Structured figure records:
---

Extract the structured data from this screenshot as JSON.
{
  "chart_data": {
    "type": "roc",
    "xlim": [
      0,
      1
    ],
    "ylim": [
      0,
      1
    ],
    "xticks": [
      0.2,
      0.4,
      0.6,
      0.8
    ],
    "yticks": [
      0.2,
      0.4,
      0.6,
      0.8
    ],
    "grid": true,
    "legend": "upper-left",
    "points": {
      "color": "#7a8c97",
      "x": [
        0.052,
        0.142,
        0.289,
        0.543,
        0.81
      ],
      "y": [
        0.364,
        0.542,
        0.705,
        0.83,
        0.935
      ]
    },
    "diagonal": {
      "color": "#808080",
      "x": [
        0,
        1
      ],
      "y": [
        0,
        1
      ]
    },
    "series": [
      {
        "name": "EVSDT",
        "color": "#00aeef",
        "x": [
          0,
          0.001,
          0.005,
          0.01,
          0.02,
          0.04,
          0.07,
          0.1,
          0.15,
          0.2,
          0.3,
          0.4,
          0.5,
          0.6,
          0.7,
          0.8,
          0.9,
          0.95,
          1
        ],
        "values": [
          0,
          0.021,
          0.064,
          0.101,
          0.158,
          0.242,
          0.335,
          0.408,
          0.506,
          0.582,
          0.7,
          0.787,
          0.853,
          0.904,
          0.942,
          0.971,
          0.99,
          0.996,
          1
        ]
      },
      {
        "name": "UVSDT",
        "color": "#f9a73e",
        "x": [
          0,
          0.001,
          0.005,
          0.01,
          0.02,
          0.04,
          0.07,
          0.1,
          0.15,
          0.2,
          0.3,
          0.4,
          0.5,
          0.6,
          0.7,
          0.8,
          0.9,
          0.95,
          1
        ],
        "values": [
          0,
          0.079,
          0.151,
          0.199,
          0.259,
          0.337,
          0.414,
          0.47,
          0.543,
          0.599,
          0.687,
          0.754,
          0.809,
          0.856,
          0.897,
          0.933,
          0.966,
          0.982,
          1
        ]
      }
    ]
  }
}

---

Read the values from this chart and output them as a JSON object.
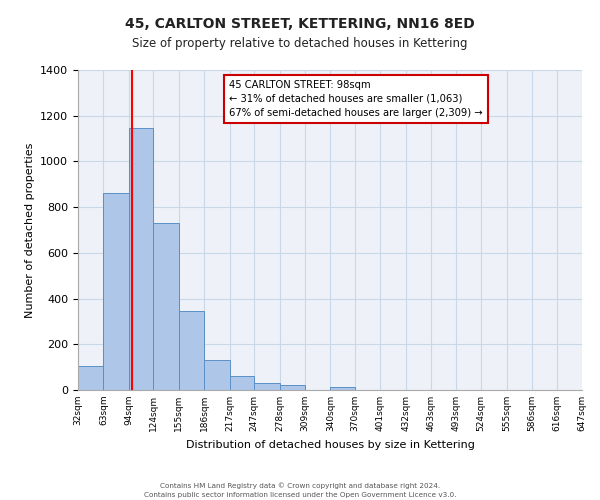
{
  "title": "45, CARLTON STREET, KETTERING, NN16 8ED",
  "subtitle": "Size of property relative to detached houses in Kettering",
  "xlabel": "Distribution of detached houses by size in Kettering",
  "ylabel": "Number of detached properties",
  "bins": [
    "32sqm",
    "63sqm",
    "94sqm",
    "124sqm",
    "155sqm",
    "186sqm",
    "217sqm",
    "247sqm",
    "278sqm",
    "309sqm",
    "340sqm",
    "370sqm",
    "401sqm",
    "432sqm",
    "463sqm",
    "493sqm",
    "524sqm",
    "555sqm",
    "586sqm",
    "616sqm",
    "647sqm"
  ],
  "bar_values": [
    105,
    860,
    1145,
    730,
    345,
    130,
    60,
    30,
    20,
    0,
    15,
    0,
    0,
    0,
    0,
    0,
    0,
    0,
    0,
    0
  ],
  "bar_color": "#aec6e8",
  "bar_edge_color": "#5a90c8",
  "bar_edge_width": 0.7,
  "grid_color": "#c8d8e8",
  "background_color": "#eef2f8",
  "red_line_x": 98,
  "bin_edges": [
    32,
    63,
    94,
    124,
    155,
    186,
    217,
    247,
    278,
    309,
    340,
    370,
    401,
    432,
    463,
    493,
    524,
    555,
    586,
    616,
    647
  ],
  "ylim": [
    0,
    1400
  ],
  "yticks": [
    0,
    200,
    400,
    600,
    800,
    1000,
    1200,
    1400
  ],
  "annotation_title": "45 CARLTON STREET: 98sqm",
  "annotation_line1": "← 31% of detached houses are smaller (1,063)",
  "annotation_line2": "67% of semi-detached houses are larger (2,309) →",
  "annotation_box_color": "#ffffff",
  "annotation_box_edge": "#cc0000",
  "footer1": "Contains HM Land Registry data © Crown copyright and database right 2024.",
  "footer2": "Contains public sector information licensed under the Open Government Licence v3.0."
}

---

### WHAT TO PRODUCE
Respond with the number of lines containing "CARLTON" and no additional words.

### FINISHED TASK
2